> **What is asked**
Output the full material exactly as it appears here.

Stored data
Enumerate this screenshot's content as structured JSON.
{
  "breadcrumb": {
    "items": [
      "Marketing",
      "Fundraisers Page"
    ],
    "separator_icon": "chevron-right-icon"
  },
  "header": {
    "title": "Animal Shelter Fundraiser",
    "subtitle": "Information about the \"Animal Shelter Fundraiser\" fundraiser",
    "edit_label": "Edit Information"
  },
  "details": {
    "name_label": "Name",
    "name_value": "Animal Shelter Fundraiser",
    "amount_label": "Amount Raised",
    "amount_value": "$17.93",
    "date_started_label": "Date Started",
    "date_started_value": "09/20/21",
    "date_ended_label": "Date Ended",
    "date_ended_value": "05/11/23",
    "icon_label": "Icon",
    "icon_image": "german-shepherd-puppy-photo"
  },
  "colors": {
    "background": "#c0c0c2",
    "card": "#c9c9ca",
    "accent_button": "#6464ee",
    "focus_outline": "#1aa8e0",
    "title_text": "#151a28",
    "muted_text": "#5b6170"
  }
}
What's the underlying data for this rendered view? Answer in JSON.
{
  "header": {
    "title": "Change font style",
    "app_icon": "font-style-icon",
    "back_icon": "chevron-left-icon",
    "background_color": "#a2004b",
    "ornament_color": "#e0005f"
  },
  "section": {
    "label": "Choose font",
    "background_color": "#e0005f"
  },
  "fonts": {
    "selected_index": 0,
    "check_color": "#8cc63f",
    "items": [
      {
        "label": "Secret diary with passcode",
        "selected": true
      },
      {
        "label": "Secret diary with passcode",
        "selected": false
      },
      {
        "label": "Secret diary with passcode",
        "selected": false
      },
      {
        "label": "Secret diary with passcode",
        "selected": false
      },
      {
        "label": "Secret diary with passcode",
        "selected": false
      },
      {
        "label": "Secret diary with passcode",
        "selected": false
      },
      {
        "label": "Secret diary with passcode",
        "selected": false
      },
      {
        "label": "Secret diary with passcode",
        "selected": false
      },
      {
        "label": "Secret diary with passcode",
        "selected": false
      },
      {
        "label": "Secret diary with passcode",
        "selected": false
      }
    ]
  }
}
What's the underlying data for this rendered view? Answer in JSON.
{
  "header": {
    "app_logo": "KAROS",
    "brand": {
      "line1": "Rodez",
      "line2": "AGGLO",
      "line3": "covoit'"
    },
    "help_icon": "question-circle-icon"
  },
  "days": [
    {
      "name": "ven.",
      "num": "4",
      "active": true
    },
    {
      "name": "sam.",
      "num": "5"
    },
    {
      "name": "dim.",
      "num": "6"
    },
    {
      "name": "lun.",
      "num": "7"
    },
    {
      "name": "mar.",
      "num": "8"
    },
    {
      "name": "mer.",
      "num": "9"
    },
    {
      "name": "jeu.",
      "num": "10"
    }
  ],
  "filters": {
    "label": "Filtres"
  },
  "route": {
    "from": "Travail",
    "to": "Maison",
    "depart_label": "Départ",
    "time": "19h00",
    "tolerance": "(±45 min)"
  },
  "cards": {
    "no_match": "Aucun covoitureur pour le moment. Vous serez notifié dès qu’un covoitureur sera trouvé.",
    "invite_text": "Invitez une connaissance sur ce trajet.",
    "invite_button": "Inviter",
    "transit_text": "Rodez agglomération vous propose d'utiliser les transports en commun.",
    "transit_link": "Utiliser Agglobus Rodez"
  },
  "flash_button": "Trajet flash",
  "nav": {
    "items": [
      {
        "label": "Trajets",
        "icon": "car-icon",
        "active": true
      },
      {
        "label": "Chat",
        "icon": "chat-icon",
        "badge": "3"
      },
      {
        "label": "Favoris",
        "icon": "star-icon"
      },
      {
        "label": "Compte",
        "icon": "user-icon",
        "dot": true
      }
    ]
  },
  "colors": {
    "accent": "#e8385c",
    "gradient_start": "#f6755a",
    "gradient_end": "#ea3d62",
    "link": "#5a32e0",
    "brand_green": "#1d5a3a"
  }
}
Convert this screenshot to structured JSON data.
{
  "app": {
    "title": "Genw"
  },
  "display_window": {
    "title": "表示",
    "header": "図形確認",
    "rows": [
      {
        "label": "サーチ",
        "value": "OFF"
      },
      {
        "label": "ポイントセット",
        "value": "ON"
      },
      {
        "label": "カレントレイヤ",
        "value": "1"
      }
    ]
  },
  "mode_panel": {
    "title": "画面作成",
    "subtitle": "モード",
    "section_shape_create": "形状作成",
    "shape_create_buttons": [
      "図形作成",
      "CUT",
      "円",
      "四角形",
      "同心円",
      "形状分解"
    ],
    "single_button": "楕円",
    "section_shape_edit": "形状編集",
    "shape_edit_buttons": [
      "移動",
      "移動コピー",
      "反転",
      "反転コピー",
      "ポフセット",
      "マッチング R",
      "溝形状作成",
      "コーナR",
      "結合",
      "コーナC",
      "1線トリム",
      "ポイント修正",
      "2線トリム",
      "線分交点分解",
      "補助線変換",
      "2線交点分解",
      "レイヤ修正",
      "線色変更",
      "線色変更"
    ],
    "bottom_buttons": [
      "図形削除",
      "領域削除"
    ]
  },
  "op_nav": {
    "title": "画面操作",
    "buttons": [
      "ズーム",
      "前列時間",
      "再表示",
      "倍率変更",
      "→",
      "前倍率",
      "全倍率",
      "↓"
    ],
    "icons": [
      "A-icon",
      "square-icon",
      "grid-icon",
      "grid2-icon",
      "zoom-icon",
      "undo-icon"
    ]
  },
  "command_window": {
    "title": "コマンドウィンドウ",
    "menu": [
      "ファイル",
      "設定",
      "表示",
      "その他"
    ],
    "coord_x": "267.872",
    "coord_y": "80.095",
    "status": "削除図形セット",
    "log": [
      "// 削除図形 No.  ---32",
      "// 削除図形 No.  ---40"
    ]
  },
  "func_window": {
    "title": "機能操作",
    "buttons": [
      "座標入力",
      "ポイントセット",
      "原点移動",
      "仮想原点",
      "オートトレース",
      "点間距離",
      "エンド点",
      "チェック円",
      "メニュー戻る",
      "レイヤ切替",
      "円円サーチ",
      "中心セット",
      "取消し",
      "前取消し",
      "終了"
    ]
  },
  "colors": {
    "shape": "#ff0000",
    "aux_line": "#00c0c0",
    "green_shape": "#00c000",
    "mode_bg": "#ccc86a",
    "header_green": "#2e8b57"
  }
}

> **Finished task**
Enumerate this screenshot's content as structured JSON.
{
  "breadcrumb": {
    "items": [
      "Marketing",
      "Fundraisers Page"
    ],
    "separator_icon": "chevron-right-icon"
  },
  "header": {
    "title": "Animal Shelter Fundraiser",
    "subtitle": "Information about the \"Animal Shelter Fundraiser\" fundraiser",
    "edit_label": "Edit Information"
  },
  "details": {
    "name_label": "Name",
    "name_value": "Animal Shelter Fundraiser",
    "amount_label": "Amount Raised",
    "amount_value": "$17.93",
    "date_started_label": "Date Started",
    "date_started_value": "09/20/21",
    "date_ended_label": "Date Ended",
    "date_ended_value": "05/11/23",
    "icon_label": "Icon",
    "icon_image": "german-shepherd-puppy-photo"
  },
  "colors": {
    "background": "#c0c0c2",
    "card": "#c9c9ca",
    "accent_button": "#6464ee",
    "focus_outline": "#1aa8e0",
    "title_text": "#151a28",
    "muted_text": "#5b6170"
  }
}
What's the underlying data for this rendered view? Answer in JSON.
{
  "header": {
    "title": "Change font style",
    "app_icon": "font-style-icon",
    "back_icon": "chevron-left-icon",
    "background_color": "#a2004b",
    "ornament_color": "#e0005f"
  },
  "section": {
    "label": "Choose font",
    "background_color": "#e0005f"
  },
  "fonts": {
    "selected_index": 0,
    "check_color": "#8cc63f",
    "items": [
      {
        "label": "Secret diary with passcode",
        "selected": true
      },
      {
        "label": "Secret diary with passcode",
        "selected": false
      },
      {
        "label": "Secret diary with passcode",
        "selected": false
      },
      {
        "label": "Secret diary with passcode",
        "selected": false
      },
      {
        "label": "Secret diary with passcode",
        "selected": false
      },
      {
        "label": "Secret diary with passcode",
        "selected": false
      },
      {
        "label": "Secret diary with passcode",
        "selected": false
      },
      {
        "label": "Secret diary with passcode",
        "selected": false
      },
      {
        "label": "Secret diary with passcode",
        "selected": false
      },
      {
        "label": "Secret diary with passcode",
        "selected": false
      }
    ]
  }
}
What's the underlying data for this rendered view? Answer in JSON.
{
  "header": {
    "app_logo": "KAROS",
    "brand": {
      "line1": "Rodez",
      "line2": "AGGLO",
      "line3": "covoit'"
    },
    "help_icon": "question-circle-icon"
  },
  "days": [
    {
      "name": "ven.",
      "num": "4",
      "active": true
    },
    {
      "name": "sam.",
      "num": "5"
    },
    {
      "name": "dim.",
      "num": "6"
    },
    {
      "name": "lun.",
      "num": "7"
    },
    {
      "name": "mar.",
      "num": "8"
    },
    {
      "name": "mer.",
      "num": "9"
    },
    {
      "name": "jeu.",
      "num": "10"
    }
  ],
  "filters": {
    "label": "Filtres"
  },
  "route": {
    "from": "Travail",
    "to": "Maison",
    "depart_label": "Départ",
    "time": "19h00",
    "tolerance": "(±45 min)"
  },
  "cards": {
    "no_match": "Aucun covoitureur pour le moment. Vous serez notifié dès qu’un covoitureur sera trouvé.",
    "invite_text": "Invitez une connaissance sur ce trajet.",
    "invite_button": "Inviter",
    "transit_text": "Rodez agglomération vous propose d'utiliser les transports en commun.",
    "transit_link": "Utiliser Agglobus Rodez"
  },
  "flash_button": "Trajet flash",
  "nav": {
    "items": [
      {
        "label": "Trajets",
        "icon": "car-icon",
        "active": true
      },
      {
        "label": "Chat",
        "icon": "chat-icon",
        "badge": "3"
      },
      {
        "label": "Favoris",
        "icon": "star-icon"
      },
      {
        "label": "Compte",
        "icon": "user-icon",
        "dot": true
      }
    ]
  },
  "colors": {
    "accent": "#e8385c",
    "gradient_start": "#f6755a",
    "gradient_end": "#ea3d62",
    "link": "#5a32e0",
    "brand_green": "#1d5a3a"
  }
}
Convert this screenshot to structured JSON data.
{
  "app": {
    "title": "Genw"
  },
  "display_window": {
    "title": "表示",
    "header": "図形確認",
    "rows": [
      {
        "label": "サーチ",
        "value": "OFF"
      },
      {
        "label": "ポイントセット",
        "value": "ON"
      },
      {
        "label": "カレントレイヤ",
        "value": "1"
      }
    ]
  },
  "mode_panel": {
    "title": "画面作成",
    "subtitle": "モード",
    "section_shape_create": "形状作成",
    "shape_create_buttons": [
      "図形作成",
      "CUT",
      "円",
      "四角形",
      "同心円",
      "形状分解"
    ],
    "single_button": "楕円",
    "section_shape_edit": "形状編集",
    "shape_edit_buttons": [
      "移動",
      "移動コピー",
      "反転",
      "反転コピー",
      "ポフセット",
      "マッチング R",
      "溝形状作成",
      "コーナR",
      "結合",
      "コーナC",
      "1線トリム",
      "ポイント修正",
      "2線トリム",
      "線分交点分解",
      "補助線変換",
      "2線交点分解",
      "レイヤ修正",
      "線色変更",
      "線色変更"
    ],
    "bottom_buttons": [
      "図形削除",
      "領域削除"
    ]
  },
  "op_nav": {
    "title": "画面操作",
    "buttons": [
      "ズーム",
      "前列時間",
      "再表示",
      "倍率変更",
      "→",
      "前倍率",
      "全倍率",
      "↓"
    ],
    "icons": [
      "A-icon",
      "square-icon",
      "grid-icon",
      "grid2-icon",
      "zoom-icon",
      "undo-icon"
    ]
  },
  "command_window": {
    "title": "コマンドウィンドウ",
    "menu": [
      "ファイル",
      "設定",
      "表示",
      "その他"
    ],
    "coord_x": "267.872",
    "coord_y": "80.095",
    "status": "削除図形セット",
    "log": [
      "// 削除図形 No.  ---32",
      "// 削除図形 No.  ---40"
    ]
  },
  "func_window": {
    "title": "機能操作",
    "buttons": [
      "座標入力",
      "ポイントセット",
      "原点移動",
      "仮想原点",
      "オートトレース",
      "点間距離",
      "エンド点",
      "チェック円",
      "メニュー戻る",
      "レイヤ切替",
      "円円サーチ",
      "中心セット",
      "取消し",
      "前取消し",
      "終了"
    ]
  },
  "colors": {
    "shape": "#ff0000",
    "aux_line": "#00c0c0",
    "green_shape": "#00c000",
    "mode_bg": "#ccc86a",
    "header_green": "#2e8b57"
  }
}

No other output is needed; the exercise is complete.